Restate all the material verbatim, except for the pictures.

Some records
-- Begin --
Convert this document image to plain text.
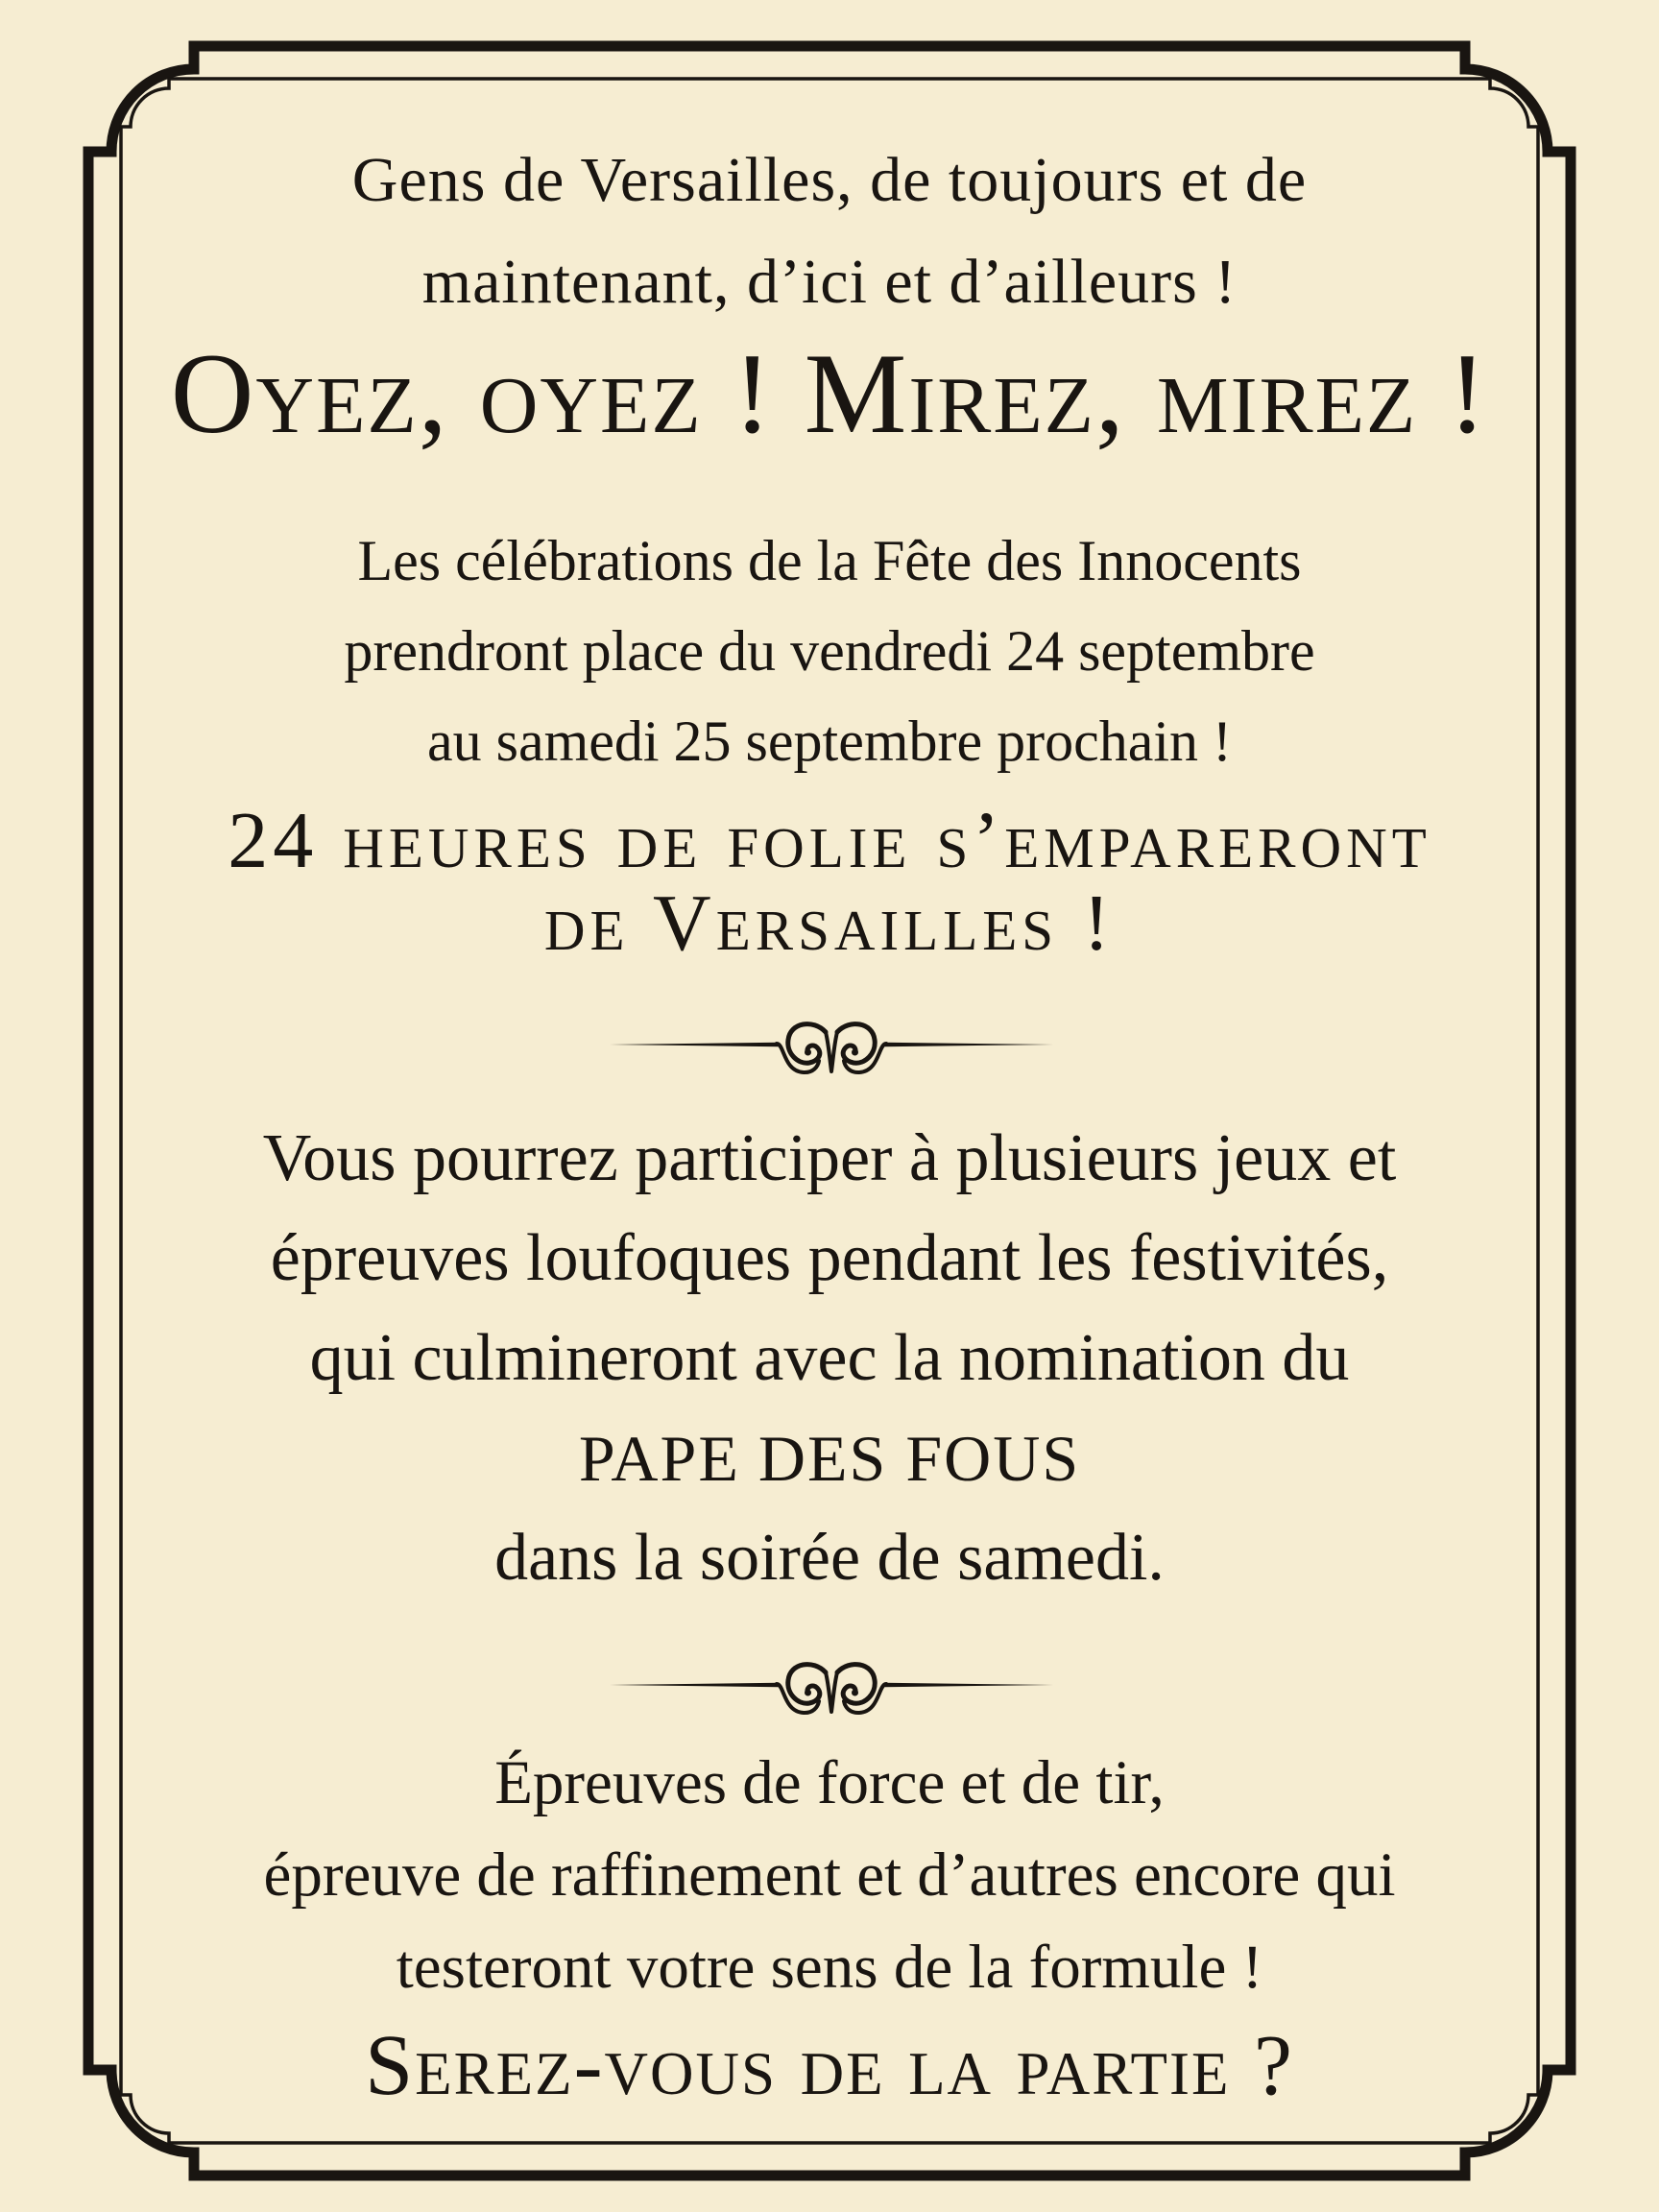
Gens de Versailles, de toujours et de
maintenant, d’ici et d’ailleurs !
Oyez, oyez ! Mirez, mirez !
Les célébrations de la Fête des Innocents
prendront place du vendredi 24 septembre
au samedi 25 septembre prochain !
24 heures de folie s’empareront
de Versailles !
Vous pourrez participer à plusieurs jeux et
épreuves loufoques pendant les festivités,
qui culmineront avec la nomination du
PAPE DES FOUS
dans la soirée de samedi.
Épreuves de force et de tir,
épreuve de raffinement et d’autres encore qui
testeront votre sens de la formule !
Serez-vous de la partie ?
-- End --
* **Written answer**:
Convert this document image to plain text.
Gens de Versailles, de toujours et de
maintenant, d’ici et d’ailleurs !
Oyez, oyez ! Mirez, mirez !
Les célébrations de la Fête des Innocents
prendront place du vendredi 24 septembre
au samedi 25 septembre prochain !
24 heures de folie s’empareront
de Versailles !
Vous pourrez participer à plusieurs jeux et
épreuves loufoques pendant les festivités,
qui culmineront avec la nomination du
PAPE DES FOUS
dans la soirée de samedi.
Épreuves de force et de tir,
épreuve de raffinement et d’autres encore qui
testeront votre sens de la formule !
Serez-vous de la partie ?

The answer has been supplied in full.